Problem requirements: Reproduce each line of the material precisely.
(begin)
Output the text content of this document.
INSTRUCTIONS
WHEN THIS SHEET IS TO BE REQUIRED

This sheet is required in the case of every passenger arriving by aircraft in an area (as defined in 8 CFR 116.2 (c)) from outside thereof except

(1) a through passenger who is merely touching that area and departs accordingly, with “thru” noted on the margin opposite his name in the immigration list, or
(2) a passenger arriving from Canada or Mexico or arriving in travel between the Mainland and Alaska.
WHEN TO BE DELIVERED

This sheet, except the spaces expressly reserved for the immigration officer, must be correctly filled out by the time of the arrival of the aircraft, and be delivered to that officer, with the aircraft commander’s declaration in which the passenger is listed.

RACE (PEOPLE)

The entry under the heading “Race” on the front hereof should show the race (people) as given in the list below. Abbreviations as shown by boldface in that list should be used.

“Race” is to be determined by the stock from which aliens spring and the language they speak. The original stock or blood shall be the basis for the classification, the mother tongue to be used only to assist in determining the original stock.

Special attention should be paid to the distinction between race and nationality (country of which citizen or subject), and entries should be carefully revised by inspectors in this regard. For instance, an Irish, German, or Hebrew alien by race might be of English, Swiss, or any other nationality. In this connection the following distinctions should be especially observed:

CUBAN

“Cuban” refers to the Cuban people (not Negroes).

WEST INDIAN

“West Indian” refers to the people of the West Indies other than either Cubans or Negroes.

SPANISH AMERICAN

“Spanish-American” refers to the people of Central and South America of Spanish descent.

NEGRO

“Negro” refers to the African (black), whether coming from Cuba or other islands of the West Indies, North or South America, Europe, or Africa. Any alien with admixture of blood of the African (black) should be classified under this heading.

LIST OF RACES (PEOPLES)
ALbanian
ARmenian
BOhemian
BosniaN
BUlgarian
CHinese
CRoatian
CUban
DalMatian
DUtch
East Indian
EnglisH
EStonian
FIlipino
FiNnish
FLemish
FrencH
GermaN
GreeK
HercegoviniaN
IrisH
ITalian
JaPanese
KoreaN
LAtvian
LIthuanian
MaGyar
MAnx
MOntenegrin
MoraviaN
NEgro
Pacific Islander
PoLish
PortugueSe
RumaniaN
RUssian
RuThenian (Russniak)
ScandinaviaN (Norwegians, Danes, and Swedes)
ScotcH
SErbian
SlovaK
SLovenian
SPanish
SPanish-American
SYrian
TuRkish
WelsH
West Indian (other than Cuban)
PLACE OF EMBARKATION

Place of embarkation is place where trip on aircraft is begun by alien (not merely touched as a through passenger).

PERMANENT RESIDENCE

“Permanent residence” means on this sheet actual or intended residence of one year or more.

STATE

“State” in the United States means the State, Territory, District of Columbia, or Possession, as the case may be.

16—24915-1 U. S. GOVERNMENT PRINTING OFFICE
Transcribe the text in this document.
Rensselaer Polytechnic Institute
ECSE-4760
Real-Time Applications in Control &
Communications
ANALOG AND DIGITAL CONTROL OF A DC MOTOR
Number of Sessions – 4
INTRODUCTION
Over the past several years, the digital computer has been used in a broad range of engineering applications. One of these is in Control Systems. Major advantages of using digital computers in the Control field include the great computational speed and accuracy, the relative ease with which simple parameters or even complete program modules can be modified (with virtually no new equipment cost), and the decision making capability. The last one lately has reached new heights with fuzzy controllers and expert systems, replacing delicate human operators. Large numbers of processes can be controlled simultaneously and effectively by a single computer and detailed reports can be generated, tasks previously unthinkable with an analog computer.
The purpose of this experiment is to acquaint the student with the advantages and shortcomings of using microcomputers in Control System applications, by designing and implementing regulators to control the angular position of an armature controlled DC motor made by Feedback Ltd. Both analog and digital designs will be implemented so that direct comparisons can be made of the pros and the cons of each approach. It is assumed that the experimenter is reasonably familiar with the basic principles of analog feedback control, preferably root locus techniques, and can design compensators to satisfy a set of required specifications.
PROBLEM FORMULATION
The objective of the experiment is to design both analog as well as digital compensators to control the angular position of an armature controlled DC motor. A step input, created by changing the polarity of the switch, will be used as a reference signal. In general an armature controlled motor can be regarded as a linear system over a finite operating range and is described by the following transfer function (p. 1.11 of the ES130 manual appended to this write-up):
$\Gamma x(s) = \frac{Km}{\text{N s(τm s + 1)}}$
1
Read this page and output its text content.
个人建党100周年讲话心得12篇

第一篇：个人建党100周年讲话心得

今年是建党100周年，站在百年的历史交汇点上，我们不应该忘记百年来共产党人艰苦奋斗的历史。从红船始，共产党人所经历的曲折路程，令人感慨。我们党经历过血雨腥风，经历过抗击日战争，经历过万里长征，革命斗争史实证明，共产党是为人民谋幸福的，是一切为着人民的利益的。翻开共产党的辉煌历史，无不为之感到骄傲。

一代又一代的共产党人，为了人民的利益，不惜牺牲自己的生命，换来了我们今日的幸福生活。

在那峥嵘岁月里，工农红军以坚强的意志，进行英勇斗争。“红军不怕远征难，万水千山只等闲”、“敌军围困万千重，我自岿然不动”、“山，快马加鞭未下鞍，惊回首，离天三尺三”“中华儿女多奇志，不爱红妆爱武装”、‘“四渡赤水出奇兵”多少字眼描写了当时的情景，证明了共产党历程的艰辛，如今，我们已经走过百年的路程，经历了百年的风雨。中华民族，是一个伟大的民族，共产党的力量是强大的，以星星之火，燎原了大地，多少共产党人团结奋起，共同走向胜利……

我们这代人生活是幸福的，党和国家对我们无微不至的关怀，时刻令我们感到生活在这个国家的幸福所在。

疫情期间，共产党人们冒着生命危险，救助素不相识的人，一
(end)
Result of the exercise:
Output the text content of this document.
INSTRUCTIONS
WHEN THIS SHEET IS TO BE REQUIRED

This sheet is required in the case of every passenger arriving by aircraft in an area (as defined in 8 CFR 116.2 (c)) from outside thereof except

(1) a through passenger who is merely touching that area and departs accordingly, with “thru” noted on the margin opposite his name in the immigration list, or
(2) a passenger arriving from Canada or Mexico or arriving in travel between the Mainland and Alaska.
WHEN TO BE DELIVERED

This sheet, except the spaces expressly reserved for the immigration officer, must be correctly filled out by the time of the arrival of the aircraft, and be delivered to that officer, with the aircraft commander’s declaration in which the passenger is listed.

RACE (PEOPLE)

The entry under the heading “Race” on the front hereof should show the race (people) as given in the list below. Abbreviations as shown by boldface in that list should be used.

“Race” is to be determined by the stock from which aliens spring and the language they speak. The original stock or blood shall be the basis for the classification, the mother tongue to be used only to assist in determining the original stock.

Special attention should be paid to the distinction between race and nationality (country of which citizen or subject), and entries should be carefully revised by inspectors in this regard. For instance, an Irish, German, or Hebrew alien by race might be of English, Swiss, or any other nationality. In this connection the following distinctions should be especially observed:

CUBAN

“Cuban” refers to the Cuban people (not Negroes).

WEST INDIAN

“West Indian” refers to the people of the West Indies other than either Cubans or Negroes.

SPANISH AMERICAN

“Spanish-American” refers to the people of Central and South America of Spanish descent.

NEGRO

“Negro” refers to the African (black), whether coming from Cuba or other islands of the West Indies, North or South America, Europe, or Africa. Any alien with admixture of blood of the African (black) should be classified under this heading.

LIST OF RACES (PEOPLES)
ALbanian
ARmenian
BOhemian
BosniaN
BUlgarian
CHinese
CRoatian
CUban
DalMatian
DUtch
East Indian
EnglisH
EStonian
FIlipino
FiNnish
FLemish
FrencH
GermaN
GreeK
HercegoviniaN
IrisH
ITalian
JaPanese
KoreaN
LAtvian
LIthuanian
MaGyar
MAnx
MOntenegrin
MoraviaN
NEgro
Pacific Islander
PoLish
PortugueSe
RumaniaN
RUssian
RuThenian (Russniak)
ScandinaviaN (Norwegians, Danes, and Swedes)
ScotcH
SErbian
SlovaK
SLovenian
SPanish
SPanish-American
SYrian
TuRkish
WelsH
West Indian (other than Cuban)
PLACE OF EMBARKATION

Place of embarkation is place where trip on aircraft is begun by alien (not merely touched as a through passenger).

PERMANENT RESIDENCE

“Permanent residence” means on this sheet actual or intended residence of one year or more.

STATE

“State” in the United States means the State, Territory, District of Columbia, or Possession, as the case may be.

16—24915-1 U. S. GOVERNMENT PRINTING OFFICE
Transcribe the text in this document.
Rensselaer Polytechnic Institute
ECSE-4760
Real-Time Applications in Control &
Communications
ANALOG AND DIGITAL CONTROL OF A DC MOTOR
Number of Sessions – 4
INTRODUCTION
Over the past several years, the digital computer has been used in a broad range of engineering applications. One of these is in Control Systems. Major advantages of using digital computers in the Control field include the great computational speed and accuracy, the relative ease with which simple parameters or even complete program modules can be modified (with virtually no new equipment cost), and the decision making capability. The last one lately has reached new heights with fuzzy controllers and expert systems, replacing delicate human operators. Large numbers of processes can be controlled simultaneously and effectively by a single computer and detailed reports can be generated, tasks previously unthinkable with an analog computer.
The purpose of this experiment is to acquaint the student with the advantages and shortcomings of using microcomputers in Control System applications, by designing and implementing regulators to control the angular position of an armature controlled DC motor made by Feedback Ltd. Both analog and digital designs will be implemented so that direct comparisons can be made of the pros and the cons of each approach. It is assumed that the experimenter is reasonably familiar with the basic principles of analog feedback control, preferably root locus techniques, and can design compensators to satisfy a set of required specifications.
PROBLEM FORMULATION
The objective of the experiment is to design both analog as well as digital compensators to control the angular position of an armature controlled DC motor. A step input, created by changing the polarity of the switch, will be used as a reference signal. In general an armature controlled motor can be regarded as a linear system over a finite operating range and is described by the following transfer function (p. 1.11 of the ES130 manual appended to this write-up):
$\Gamma x(s) = \frac{Km}{\text{N s(τm s + 1)}}$
1
Read this page and output its text content.
个人建党100周年讲话心得12篇

第一篇：个人建党100周年讲话心得

今年是建党100周年，站在百年的历史交汇点上，我们不应该忘记百年来共产党人艰苦奋斗的历史。从红船始，共产党人所经历的曲折路程，令人感慨。我们党经历过血雨腥风，经历过抗击日战争，经历过万里长征，革命斗争史实证明，共产党是为人民谋幸福的，是一切为着人民的利益的。翻开共产党的辉煌历史，无不为之感到骄傲。

一代又一代的共产党人，为了人民的利益，不惜牺牲自己的生命，换来了我们今日的幸福生活。

在那峥嵘岁月里，工农红军以坚强的意志，进行英勇斗争。“红军不怕远征难，万水千山只等闲”、“敌军围困万千重，我自岿然不动”、“山，快马加鞭未下鞍，惊回首，离天三尺三”“中华儿女多奇志，不爱红妆爱武装”、‘“四渡赤水出奇兵”多少字眼描写了当时的情景，证明了共产党历程的艰辛，如今，我们已经走过百年的路程，经历了百年的风雨。中华民族，是一个伟大的民族，共产党的力量是强大的，以星星之火，燎原了大地，多少共产党人团结奋起，共同走向胜利……

我们这代人生活是幸福的，党和国家对我们无微不至的关怀，时刻令我们感到生活在这个国家的幸福所在。

疫情期间，共产党人们冒着生命危险，救助素不相识的人，一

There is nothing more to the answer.